On August 20th, a group of Native people and their supporters started an encampment on land currently owned by Brown University. I’ve been uncharactaristically quiet on social media about the encampment, but behind the scenes I’ve been information gathering and trying to terse out what’s really going on here. So this post is context and personal thoughts, as well as to share the statement recently put out by the Native American Indigenous Studies Initiative at Brown (of which I am a part).
The land the encampment is on is located in Bristol, RI, about 30 min from Brown University. It houses the Haffenreffer Museum of Anthropology collections, and has a few other structures as well. It is also incredibly important land to Wampanoag peoples, it is the land where King Philip (Metacomet) spent his summers, and the land where he was eventually killed in 1676.

Labeled region entries =
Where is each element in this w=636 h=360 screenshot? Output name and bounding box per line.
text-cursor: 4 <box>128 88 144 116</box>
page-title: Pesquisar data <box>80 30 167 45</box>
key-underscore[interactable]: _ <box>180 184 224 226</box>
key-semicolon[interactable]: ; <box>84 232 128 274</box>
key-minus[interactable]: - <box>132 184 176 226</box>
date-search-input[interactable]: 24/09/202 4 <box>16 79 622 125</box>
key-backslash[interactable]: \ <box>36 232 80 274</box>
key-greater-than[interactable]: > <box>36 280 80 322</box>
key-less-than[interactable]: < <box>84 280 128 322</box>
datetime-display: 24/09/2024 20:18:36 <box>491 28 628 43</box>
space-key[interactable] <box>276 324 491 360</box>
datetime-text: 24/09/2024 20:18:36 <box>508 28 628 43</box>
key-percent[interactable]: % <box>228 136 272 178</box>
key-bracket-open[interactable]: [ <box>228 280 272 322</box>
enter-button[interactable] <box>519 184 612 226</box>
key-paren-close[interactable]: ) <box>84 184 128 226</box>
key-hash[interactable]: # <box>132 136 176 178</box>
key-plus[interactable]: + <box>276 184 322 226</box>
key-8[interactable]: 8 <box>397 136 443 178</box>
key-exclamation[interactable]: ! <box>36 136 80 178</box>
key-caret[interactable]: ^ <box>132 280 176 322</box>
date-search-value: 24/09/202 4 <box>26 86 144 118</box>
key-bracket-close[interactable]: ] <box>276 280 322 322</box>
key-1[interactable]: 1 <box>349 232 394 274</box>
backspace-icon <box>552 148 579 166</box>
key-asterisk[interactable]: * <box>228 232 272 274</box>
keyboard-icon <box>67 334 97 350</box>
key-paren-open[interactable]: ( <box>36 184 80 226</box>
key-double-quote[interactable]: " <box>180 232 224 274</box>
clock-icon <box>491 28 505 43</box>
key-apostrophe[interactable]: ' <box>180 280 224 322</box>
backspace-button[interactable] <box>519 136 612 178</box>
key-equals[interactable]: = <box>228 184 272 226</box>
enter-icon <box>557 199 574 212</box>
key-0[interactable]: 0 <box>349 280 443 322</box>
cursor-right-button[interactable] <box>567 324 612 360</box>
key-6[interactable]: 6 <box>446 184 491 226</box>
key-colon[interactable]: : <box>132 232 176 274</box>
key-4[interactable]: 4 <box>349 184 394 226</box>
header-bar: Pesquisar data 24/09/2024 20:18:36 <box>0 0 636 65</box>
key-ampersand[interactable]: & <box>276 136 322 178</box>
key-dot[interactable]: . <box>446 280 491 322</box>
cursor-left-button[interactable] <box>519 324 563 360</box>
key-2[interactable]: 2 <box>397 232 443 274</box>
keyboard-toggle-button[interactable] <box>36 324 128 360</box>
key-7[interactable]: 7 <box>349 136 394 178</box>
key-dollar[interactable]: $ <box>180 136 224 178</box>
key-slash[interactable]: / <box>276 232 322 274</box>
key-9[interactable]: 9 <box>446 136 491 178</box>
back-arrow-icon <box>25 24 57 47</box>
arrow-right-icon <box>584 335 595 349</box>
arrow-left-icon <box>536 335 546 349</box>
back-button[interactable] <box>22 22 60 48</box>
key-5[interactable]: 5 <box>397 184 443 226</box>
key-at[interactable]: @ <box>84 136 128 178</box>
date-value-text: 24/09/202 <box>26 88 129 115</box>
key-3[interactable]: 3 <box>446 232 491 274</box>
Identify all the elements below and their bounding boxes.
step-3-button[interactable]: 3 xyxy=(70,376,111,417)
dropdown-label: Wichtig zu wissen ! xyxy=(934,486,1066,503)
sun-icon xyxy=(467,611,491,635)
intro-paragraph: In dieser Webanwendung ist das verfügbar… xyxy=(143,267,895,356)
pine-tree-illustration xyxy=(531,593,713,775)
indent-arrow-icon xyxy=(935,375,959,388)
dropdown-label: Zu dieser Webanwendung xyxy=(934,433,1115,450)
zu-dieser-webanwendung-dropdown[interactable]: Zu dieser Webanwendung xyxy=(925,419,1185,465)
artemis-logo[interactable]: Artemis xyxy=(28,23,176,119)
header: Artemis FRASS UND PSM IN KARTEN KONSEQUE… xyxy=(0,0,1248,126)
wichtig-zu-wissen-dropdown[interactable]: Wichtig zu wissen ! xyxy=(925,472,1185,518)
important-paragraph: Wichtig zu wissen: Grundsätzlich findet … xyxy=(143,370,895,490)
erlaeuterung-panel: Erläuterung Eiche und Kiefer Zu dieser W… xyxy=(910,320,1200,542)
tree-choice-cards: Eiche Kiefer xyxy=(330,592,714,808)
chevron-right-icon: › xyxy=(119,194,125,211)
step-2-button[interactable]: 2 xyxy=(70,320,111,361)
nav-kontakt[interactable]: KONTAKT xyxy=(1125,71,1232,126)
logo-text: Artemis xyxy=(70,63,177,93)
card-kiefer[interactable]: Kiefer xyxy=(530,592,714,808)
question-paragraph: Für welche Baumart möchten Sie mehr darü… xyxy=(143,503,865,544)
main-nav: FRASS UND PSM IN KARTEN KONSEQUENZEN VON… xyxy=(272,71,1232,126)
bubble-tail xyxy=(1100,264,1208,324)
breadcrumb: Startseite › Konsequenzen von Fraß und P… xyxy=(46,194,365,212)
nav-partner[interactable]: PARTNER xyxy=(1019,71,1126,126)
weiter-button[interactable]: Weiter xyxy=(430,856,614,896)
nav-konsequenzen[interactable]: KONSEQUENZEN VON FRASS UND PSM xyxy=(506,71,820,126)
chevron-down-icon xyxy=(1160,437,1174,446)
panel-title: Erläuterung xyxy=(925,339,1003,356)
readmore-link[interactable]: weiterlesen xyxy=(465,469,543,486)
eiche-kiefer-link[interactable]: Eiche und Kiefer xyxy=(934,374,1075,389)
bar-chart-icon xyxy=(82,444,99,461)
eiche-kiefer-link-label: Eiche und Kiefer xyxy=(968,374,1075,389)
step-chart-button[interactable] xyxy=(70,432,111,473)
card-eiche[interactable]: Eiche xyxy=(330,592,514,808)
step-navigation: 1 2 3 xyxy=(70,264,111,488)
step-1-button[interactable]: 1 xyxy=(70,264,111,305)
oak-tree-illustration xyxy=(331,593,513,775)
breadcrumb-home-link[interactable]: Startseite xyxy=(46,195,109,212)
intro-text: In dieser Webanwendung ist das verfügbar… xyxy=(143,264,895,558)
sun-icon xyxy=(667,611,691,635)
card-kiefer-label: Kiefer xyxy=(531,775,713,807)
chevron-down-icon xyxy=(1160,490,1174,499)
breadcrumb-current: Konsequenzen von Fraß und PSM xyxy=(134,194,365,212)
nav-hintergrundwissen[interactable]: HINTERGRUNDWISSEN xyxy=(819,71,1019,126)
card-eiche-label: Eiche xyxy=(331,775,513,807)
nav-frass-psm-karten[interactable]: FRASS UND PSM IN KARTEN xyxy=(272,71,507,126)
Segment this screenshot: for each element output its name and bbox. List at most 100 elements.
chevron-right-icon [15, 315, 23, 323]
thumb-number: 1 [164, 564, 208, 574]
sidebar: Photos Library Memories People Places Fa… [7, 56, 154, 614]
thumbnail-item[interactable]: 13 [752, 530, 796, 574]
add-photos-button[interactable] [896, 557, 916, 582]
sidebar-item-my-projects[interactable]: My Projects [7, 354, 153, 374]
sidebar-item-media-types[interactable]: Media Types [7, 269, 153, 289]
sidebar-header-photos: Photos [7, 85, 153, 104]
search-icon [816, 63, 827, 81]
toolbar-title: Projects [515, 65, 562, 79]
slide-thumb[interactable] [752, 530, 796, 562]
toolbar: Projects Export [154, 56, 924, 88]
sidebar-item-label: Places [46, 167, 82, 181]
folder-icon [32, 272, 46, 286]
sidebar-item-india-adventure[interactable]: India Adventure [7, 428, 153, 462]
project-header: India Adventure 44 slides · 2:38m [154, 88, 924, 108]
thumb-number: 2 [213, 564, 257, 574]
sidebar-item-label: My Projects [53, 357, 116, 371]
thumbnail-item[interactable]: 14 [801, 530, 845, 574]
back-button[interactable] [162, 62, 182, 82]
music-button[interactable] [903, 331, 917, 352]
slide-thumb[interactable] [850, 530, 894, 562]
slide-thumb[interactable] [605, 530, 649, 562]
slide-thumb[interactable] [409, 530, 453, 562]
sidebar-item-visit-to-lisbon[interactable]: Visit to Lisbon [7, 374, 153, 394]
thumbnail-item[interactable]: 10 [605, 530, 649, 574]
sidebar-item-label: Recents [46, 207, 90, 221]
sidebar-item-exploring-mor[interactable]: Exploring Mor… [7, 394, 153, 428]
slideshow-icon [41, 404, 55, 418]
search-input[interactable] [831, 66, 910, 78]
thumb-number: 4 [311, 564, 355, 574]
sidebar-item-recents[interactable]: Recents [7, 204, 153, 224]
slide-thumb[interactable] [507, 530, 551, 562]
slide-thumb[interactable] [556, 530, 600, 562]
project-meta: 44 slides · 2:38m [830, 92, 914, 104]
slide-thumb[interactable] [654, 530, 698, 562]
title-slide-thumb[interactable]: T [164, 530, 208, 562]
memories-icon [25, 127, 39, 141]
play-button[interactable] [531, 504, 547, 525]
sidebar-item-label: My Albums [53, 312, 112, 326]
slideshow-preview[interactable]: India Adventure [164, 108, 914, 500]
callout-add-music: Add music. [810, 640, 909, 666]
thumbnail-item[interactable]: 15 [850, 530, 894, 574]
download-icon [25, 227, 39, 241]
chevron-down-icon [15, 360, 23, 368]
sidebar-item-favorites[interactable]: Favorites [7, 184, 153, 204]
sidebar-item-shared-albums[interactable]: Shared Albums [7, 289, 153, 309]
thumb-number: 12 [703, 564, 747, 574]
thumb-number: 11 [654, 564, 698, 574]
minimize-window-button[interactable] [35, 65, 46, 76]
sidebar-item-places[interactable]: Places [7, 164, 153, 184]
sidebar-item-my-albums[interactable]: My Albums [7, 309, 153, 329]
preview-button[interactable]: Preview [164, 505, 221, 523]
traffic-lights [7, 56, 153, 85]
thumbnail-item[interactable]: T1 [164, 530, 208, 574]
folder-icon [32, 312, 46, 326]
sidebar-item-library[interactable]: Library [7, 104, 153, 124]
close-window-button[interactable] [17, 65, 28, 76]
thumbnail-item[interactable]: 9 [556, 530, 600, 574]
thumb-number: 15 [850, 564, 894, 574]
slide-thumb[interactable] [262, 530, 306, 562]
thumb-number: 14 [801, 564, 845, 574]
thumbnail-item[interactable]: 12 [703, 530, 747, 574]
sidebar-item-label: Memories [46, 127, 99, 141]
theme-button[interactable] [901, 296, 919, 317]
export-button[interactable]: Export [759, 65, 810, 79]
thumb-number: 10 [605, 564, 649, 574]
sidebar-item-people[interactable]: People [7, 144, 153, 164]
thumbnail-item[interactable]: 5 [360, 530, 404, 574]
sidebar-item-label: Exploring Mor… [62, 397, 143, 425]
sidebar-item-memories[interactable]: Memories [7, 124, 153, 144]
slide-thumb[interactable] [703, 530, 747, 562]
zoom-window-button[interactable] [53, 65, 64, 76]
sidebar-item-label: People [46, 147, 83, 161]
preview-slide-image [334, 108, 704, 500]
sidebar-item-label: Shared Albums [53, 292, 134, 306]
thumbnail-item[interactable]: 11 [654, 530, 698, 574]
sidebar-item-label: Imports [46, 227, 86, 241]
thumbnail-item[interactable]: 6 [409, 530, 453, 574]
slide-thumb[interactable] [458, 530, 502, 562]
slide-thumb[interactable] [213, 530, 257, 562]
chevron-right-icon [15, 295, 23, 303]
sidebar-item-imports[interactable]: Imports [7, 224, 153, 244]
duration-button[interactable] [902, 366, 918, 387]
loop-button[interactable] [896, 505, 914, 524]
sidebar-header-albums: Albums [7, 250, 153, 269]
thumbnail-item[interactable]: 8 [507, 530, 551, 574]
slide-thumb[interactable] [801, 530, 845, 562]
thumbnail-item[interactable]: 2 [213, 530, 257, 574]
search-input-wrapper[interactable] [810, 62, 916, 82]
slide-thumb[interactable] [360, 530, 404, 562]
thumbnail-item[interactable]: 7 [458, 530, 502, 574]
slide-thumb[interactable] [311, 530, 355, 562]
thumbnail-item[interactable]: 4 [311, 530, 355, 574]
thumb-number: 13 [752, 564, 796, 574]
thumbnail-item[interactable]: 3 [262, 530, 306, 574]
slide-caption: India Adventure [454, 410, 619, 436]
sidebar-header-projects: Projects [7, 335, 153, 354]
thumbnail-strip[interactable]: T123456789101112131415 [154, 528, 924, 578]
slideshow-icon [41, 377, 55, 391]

WHAT IS ASKED =
**1.** In the encampment post, in what year was King Philip (Metacomet) killed on the land?
**2.** Please switch "key-minus" to "key-dash" in the records, starting with their first line and going on through the line with "date-search-input[interactable]: 24/09/202 4". Return only those lines, otherwise unchanged.

PROBLEM SOLUTIONS =
**1.** 1676

**2.**
Where is each element in this w=636 h=360 screenshot? Output name and bounding box per line.
text-cursor: 4 <box>128 88 144 116</box>
page-title: Pesquisar data <box>80 30 167 45</box>
key-underscore[interactable]: _ <box>180 184 224 226</box>
key-semicolon[interactable]: ; <box>84 232 128 274</box>
key-dash[interactable]: - <box>132 184 176 226</box>
date-search-input[interactable]: 24/09/202 4 <box>16 79 622 125</box>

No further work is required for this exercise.